* **What is required**
In the listing below, locate the lines bearing the word "this". Copy every one of them.

* **Entries provided**
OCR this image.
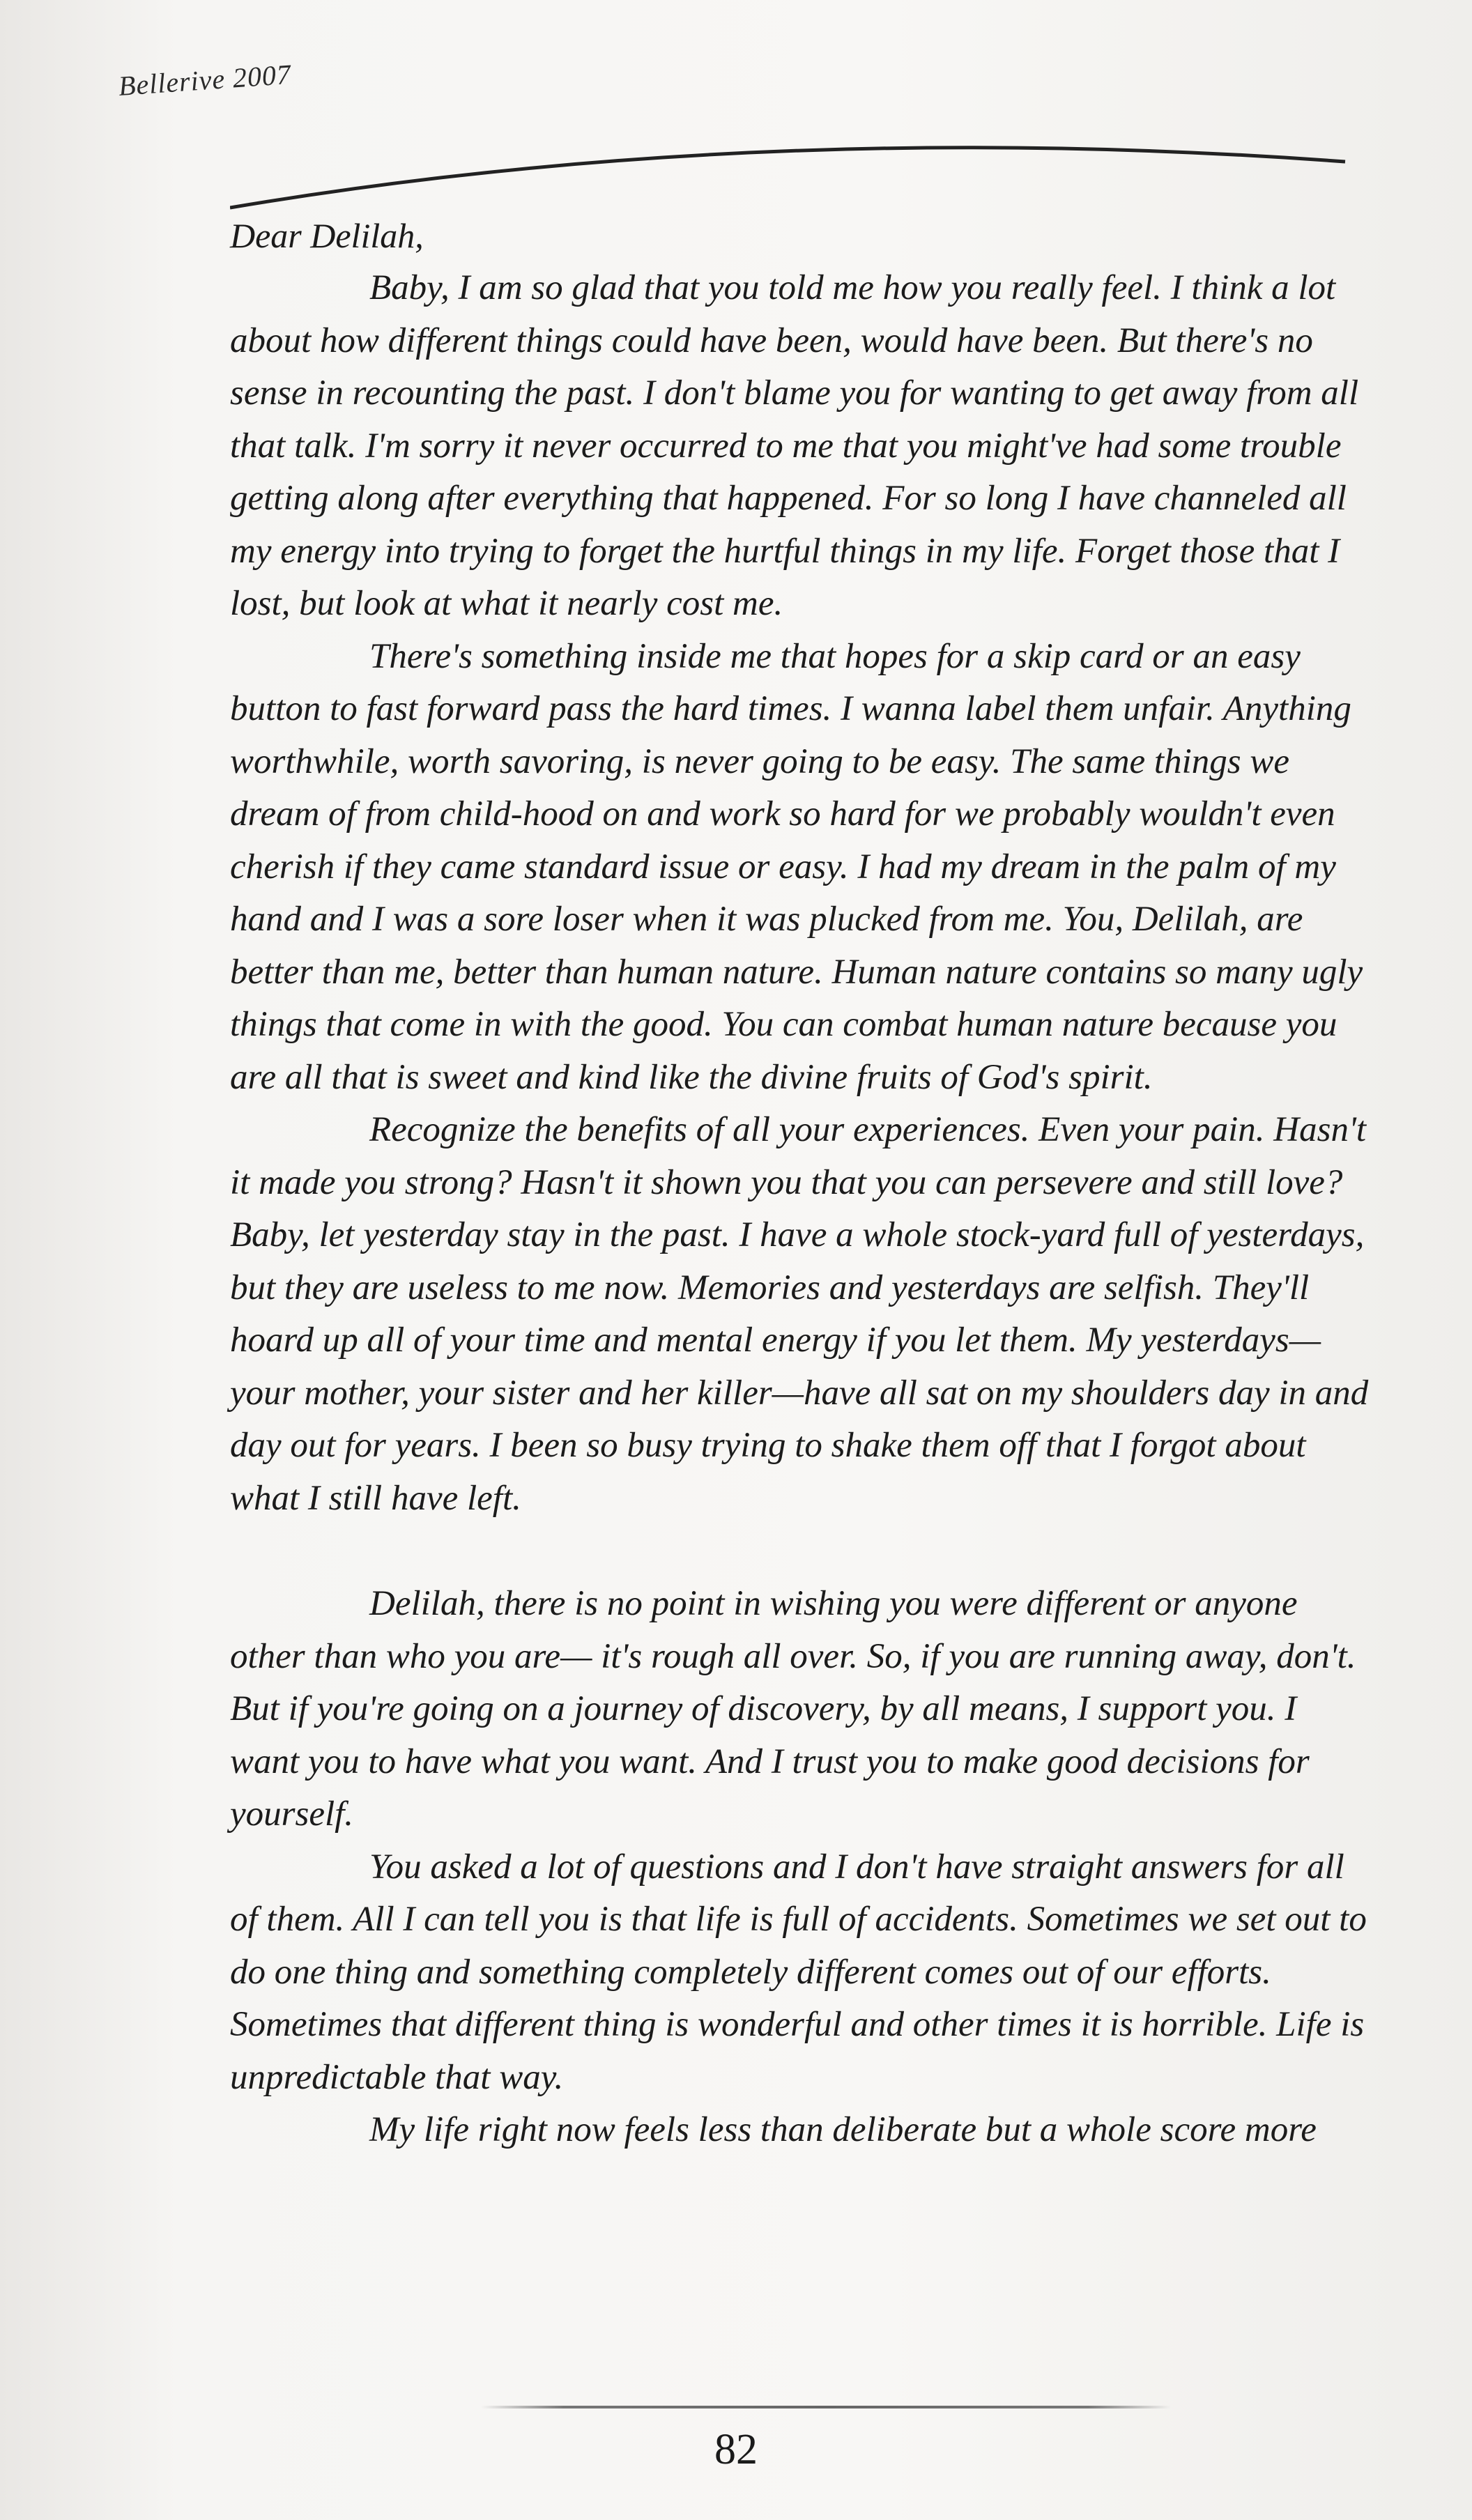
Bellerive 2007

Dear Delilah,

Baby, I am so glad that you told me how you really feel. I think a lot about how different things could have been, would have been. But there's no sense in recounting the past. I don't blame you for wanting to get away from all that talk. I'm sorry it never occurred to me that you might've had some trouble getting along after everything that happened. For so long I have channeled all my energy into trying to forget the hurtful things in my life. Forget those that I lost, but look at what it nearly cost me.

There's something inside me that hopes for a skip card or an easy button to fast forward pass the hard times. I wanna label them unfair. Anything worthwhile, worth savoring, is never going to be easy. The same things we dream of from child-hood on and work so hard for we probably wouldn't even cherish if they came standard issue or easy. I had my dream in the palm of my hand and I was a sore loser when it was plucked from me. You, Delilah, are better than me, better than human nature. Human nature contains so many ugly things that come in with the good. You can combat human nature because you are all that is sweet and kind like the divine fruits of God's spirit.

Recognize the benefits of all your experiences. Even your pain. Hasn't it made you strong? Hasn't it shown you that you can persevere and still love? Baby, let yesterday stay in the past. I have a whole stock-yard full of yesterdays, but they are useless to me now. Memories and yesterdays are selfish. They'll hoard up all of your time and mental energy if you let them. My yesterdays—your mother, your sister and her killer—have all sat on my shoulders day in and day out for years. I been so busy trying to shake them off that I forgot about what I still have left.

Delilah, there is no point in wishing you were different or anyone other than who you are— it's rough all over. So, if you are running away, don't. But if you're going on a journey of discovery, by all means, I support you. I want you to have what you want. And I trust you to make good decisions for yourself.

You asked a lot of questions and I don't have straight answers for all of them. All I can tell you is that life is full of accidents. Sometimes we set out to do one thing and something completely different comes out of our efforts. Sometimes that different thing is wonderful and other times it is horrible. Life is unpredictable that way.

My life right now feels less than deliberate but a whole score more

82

--

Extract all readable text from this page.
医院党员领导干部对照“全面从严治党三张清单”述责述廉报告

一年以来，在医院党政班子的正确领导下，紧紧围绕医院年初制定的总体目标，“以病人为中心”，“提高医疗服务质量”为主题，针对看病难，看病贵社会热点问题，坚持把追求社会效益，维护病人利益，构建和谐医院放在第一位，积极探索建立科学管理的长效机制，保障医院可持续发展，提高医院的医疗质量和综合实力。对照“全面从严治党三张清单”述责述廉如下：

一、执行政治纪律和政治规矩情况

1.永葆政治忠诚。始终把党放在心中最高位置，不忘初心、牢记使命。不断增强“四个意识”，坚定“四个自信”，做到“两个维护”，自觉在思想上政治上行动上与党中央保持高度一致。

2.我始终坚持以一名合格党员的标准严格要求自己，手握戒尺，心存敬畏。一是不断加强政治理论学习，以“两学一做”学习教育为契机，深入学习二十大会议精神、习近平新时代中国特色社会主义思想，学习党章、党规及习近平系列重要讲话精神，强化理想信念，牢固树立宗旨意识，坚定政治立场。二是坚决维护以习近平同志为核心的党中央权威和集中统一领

* **Problem solution**
OCR this image.
Extract all readable text from this page.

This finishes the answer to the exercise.